* **The problem**: Return every line of the listing below unchanged, and leave the pictures out of your answer.
══════════
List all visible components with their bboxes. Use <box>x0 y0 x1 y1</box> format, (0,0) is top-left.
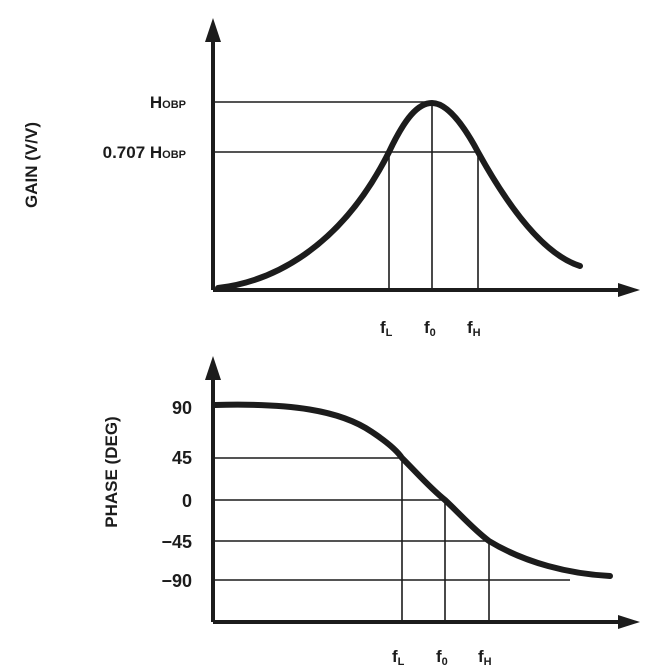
gain-x-axis-arrow <box>618 283 640 297</box>
gain-ytick-hobp: HOBP <box>150 93 186 112</box>
phase-curve <box>212 401 613 579</box>
phase-xtick-fh: fH <box>478 647 492 668</box>
phase-ytick-45: 45 <box>172 448 192 468</box>
gain-xtick-fh: fH <box>467 318 481 339</box>
phase-plot: PHASE (DEG) 90 45 0 −45 −90 fL f0 fH <box>102 356 640 668</box>
gain-ytick-0707hobp: 0.707 HOBP <box>103 143 186 162</box>
phase-ytick-m45: −45 <box>161 532 192 552</box>
phase-xtick-f0: f0 <box>436 647 448 668</box>
gain-plot: GAIN (V/V) HOBP 0.707 HOBP fL f0 fH <box>22 18 640 339</box>
gain-y-axis-arrow <box>205 18 221 42</box>
phase-y-axis-arrow <box>205 356 221 380</box>
phase-xtick-fl: fL <box>392 647 405 668</box>
phase-x-axis-arrow <box>618 615 640 629</box>
gain-xtick-fl: fL <box>380 318 393 339</box>
phase-ytick-90: 90 <box>172 398 192 418</box>
gain-xtick-f0: f0 <box>424 318 436 339</box>
gain-curve <box>215 99 583 291</box>
phase-ytick-m90: −90 <box>161 571 192 591</box>
gain-y-axis-title: GAIN (V/V) <box>22 122 41 208</box>
phase-y-axis-title: PHASE (DEG) <box>102 416 121 527</box>
phase-ytick-0: 0 <box>182 491 192 511</box>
══════════
* **Response to the task**:
List all visible components with their bboxes. Use <box>x0 y0 x1 y1</box> format, (0,0) is top-left.
gain-x-axis-arrow <box>618 283 640 297</box>
gain-ytick-hobp: HOBP <box>150 93 186 112</box>
phase-curve <box>212 401 613 579</box>
phase-xtick-fh: fH <box>478 647 492 668</box>
phase-ytick-45: 45 <box>172 448 192 468</box>
gain-xtick-fh: fH <box>467 318 481 339</box>
phase-plot: PHASE (DEG) 90 45 0 −45 −90 fL f0 fH <box>102 356 640 668</box>
gain-ytick-0707hobp: 0.707 HOBP <box>103 143 186 162</box>
phase-ytick-m45: −45 <box>161 532 192 552</box>
phase-xtick-f0: f0 <box>436 647 448 668</box>
gain-plot: GAIN (V/V) HOBP 0.707 HOBP fL f0 fH <box>22 18 640 339</box>
gain-y-axis-arrow <box>205 18 221 42</box>
phase-y-axis-arrow <box>205 356 221 380</box>
phase-xtick-fl: fL <box>392 647 405 668</box>
phase-x-axis-arrow <box>618 615 640 629</box>
gain-xtick-fl: fL <box>380 318 393 339</box>
phase-ytick-90: 90 <box>172 398 192 418</box>
gain-xtick-f0: f0 <box>424 318 436 339</box>
gain-curve <box>215 99 583 291</box>
phase-ytick-m90: −90 <box>161 571 192 591</box>
gain-y-axis-title: GAIN (V/V) <box>22 122 41 208</box>
phase-y-axis-title: PHASE (DEG) <box>102 416 121 527</box>
phase-ytick-0: 0 <box>182 491 192 511</box>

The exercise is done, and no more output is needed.